FEMM Help needed

hillzofvalp

100 kW
Joined
Dec 25, 2010
Messages
1,887
Location
Somewhere over the rainbow, Canada
I can do basics of motor model in FEMM with no scripts or add ons. I'd like to simplify the workflow and get a motor spinning in FEMM. If anyone can show me or teach me how it'd be nice... OR perhaps do final analysis on my motor for me.. even better.

Farfle is busy. I heard miles may be able to help as well.

Small 2.5Nm outrunner <50mm diameter.
 
I've only used FEMM for magnetic circuits. Now I do all of my motor design in Emetor. Unless your design requires an IPM rotor, I'd recommend you try it. https://www.emetor.com/
 
Well, it depends what you are trying to do but generally you will group the entire rotor into one group. Then you can select the group and then go up to "Rotate" under the Edit menu. The angle you need to rotate it for each step is going to depend on a number of things (number of poles, number of slots, speed, etc.) but basically you want to make sure you have enough resolution. That's how you actually get the motion. From there, you can do a number of things. If you are looking for cogging torque, you can select the entire rotor group in the magnetics output screen and get the torque at each angle you move through. Plot it out and you get cogging torque. The back-emf takes a little more work. If you go to circuit properties in the magnetics output screen, one of the outputs is flux linkage. Back-emf is just the derivative of flux linkage with respect to time, so if you get the flux linkage at each angle, then you can approximate the back-emf if you relate each angle to time (based on the speed of the rotor).

You can do this with or without Lua scripts. There are plenty of examples on the FEMM website that you can use to modify Lua scripts.

EXERCISE TASK => Rewrite the FEMM forum thread starting with "hillzofvalp" and going on through "outrunner <50mm diameter.", swapping "motor" out for "generator".

Records from a dataset:
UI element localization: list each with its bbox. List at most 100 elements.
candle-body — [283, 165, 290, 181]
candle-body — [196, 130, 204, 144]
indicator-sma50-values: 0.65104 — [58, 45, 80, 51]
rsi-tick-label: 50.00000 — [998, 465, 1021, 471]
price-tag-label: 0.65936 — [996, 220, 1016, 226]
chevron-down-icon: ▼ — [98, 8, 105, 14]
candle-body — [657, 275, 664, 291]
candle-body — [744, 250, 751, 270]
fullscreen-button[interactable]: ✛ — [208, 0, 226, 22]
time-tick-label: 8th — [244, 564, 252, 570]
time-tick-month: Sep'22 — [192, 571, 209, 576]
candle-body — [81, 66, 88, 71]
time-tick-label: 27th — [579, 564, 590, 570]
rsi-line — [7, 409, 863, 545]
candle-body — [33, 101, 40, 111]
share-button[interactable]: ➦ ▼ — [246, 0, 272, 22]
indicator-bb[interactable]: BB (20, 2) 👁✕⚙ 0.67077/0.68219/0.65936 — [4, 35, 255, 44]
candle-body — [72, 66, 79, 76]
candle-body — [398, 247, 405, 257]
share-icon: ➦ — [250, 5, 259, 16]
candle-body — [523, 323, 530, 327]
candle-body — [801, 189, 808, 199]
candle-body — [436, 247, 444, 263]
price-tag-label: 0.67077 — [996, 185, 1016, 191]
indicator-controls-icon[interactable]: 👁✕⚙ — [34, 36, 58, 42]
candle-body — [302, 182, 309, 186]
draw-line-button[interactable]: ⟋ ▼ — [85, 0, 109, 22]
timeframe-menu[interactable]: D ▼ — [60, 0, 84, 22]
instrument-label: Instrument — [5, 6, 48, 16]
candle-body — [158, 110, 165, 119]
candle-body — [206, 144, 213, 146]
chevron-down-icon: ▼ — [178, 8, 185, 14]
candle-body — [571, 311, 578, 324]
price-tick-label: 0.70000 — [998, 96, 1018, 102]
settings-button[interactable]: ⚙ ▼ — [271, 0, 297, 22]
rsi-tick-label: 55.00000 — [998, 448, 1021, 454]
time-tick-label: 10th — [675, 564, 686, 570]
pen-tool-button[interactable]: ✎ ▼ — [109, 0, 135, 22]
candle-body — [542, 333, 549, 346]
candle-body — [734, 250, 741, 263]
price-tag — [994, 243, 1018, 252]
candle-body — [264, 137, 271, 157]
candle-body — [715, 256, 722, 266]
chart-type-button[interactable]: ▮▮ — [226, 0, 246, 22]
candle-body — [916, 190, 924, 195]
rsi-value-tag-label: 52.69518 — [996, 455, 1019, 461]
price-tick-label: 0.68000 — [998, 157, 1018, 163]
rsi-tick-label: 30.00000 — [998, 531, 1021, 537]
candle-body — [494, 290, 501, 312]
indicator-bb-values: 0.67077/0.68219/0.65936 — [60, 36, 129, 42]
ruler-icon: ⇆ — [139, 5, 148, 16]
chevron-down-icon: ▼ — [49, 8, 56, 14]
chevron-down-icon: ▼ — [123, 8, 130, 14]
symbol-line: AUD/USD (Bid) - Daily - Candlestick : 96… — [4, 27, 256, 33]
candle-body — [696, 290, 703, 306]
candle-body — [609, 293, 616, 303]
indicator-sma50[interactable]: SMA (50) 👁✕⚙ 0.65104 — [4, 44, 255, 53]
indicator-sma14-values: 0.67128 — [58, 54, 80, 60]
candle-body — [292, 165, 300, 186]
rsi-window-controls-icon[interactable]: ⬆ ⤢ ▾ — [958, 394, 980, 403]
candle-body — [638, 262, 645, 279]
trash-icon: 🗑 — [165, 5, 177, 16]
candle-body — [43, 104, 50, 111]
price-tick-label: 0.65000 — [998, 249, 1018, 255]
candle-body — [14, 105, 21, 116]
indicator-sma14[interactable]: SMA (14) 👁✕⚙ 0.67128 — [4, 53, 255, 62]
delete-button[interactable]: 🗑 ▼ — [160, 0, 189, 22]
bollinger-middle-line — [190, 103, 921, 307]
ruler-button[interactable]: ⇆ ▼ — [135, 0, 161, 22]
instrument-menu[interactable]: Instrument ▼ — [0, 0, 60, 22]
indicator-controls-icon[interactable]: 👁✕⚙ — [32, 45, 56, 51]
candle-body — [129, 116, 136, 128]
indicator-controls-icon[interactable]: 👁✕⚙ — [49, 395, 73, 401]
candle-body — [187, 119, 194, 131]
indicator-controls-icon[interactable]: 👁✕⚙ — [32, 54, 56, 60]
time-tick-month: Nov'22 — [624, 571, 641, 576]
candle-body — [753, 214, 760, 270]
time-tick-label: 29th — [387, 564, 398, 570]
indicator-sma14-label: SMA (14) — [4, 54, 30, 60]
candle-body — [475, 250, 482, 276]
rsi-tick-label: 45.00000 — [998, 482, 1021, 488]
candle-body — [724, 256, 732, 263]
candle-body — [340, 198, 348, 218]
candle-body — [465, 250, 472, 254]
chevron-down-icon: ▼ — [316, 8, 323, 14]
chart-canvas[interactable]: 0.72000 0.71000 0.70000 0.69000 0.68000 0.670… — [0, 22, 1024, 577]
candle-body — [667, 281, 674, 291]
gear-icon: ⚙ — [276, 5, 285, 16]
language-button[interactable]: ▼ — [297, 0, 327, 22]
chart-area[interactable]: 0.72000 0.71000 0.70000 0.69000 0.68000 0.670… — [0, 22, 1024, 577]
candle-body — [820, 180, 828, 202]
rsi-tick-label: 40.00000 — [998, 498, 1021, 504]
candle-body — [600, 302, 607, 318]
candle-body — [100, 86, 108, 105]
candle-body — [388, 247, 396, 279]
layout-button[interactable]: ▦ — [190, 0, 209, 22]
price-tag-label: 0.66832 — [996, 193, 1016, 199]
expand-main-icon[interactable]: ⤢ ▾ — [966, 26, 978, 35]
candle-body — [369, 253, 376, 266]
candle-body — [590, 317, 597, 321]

WRITTEN REPLY =>
hillzofvalp

100 kW
Joined
Dec 25, 2010
Messages
1,887
Location
Somewhere over the rainbow, Canada
I can do basics of generator model in FEMM with no scripts or add ons. I'd like to simplify the workflow and get a generator spinning in FEMM. If anyone can show me or teach me how it'd be nice... OR perhaps do final analysis on my generator for me.. even better.

Farfle is busy. I heard miles may be able to help as well.

Small 2.5Nm outrunner <50mm diameter.